→ Directive:
Copy every line of the following data that includes the string "desc".

→ Material provided:

=======

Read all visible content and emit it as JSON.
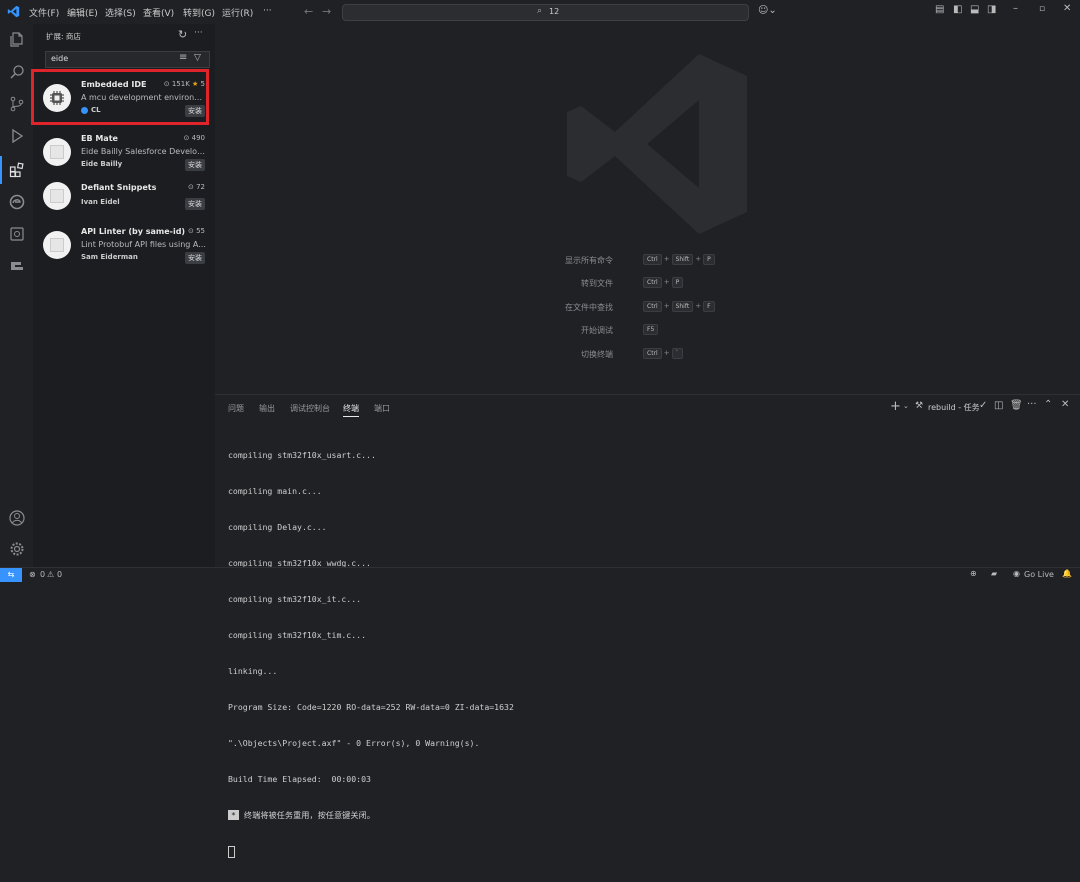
{
  "titlebar": {
    "menus": [
      "文件(F)",
      "编辑(E)",
      "选择(S)",
      "查看(V)",
      "转到(G)",
      "运行(R)",
      "···"
    ],
    "search": "12"
  },
  "sidebar": {
    "header": "扩展: 商店",
    "search_value": "eide",
    "extensions": [
      {
        "name": "Embedded IDE",
        "desc": "A mcu development environm...",
        "publisher": "CL",
        "downloads": "151K",
        "rating": "5",
        "install": "安装"
      },
      {
        "name": "EB Mate",
        "desc": "Eide Bailly Salesforce Develop...",
        "publisher": "Eide Bailly",
        "downloads": "490",
        "install": "安装"
      },
      {
        "name": "Defiant Snippets",
        "desc": "",
        "publisher": "Ivan Eidel",
        "downloads": "72",
        "install": "安装"
      },
      {
        "name": "API Linter (by same-id)",
        "desc": "Lint Protobuf API files using A...",
        "publisher": "Sam Eiderman",
        "downloads": "55",
        "install": "安装"
      }
    ]
  },
  "editor": {
    "shortcuts": [
      {
        "label": "显示所有命令",
        "keys": [
          "Ctrl",
          "Shift",
          "P"
        ]
      },
      {
        "label": "转到文件",
        "keys": [
          "Ctrl",
          "P"
        ]
      },
      {
        "label": "在文件中查找",
        "keys": [
          "Ctrl",
          "Shift",
          "F"
        ]
      },
      {
        "label": "开始调试",
        "keys": [
          "F5"
        ]
      },
      {
        "label": "切换终端",
        "keys": [
          "Ctrl",
          "`"
        ]
      }
    ]
  },
  "panel": {
    "tabs": [
      "问题",
      "输出",
      "调试控制台",
      "终端",
      "端口"
    ],
    "active_tab": "终端",
    "task": "rebuild - 任务",
    "terminal_lines": [
      "compiling stm32f10x_usart.c...",
      "compiling main.c...",
      "compiling Delay.c...",
      "compiling stm32f10x_wwdg.c...",
      "compiling stm32f10x_it.c...",
      "compiling stm32f10x_tim.c...",
      "linking...",
      "Program Size: Code=1220 RO-data=252 RW-data=0 ZI-data=1632",
      "\".\\Objects\\Project.axf\" - 0 Error(s), 0 Warning(s).",
      "Build Time Elapsed:  00:00:03"
    ],
    "reuse_badge": "*",
    "reuse_text": "终端将被任务重用，按任意键关闭。"
  },
  "status": {
    "errors": "0",
    "warnings": "0",
    "golive": "Go Live"
  },
  "colors": {
    "highlight": "#e0242b",
    "accent": "#3794ff"
  }
}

=======

→ Finished task:
        "desc": "A mcu development environm...",
        "desc": "Eide Bailly Salesforce Develop...",
        "desc": "",
        "desc": "Lint Protobuf API files using A...",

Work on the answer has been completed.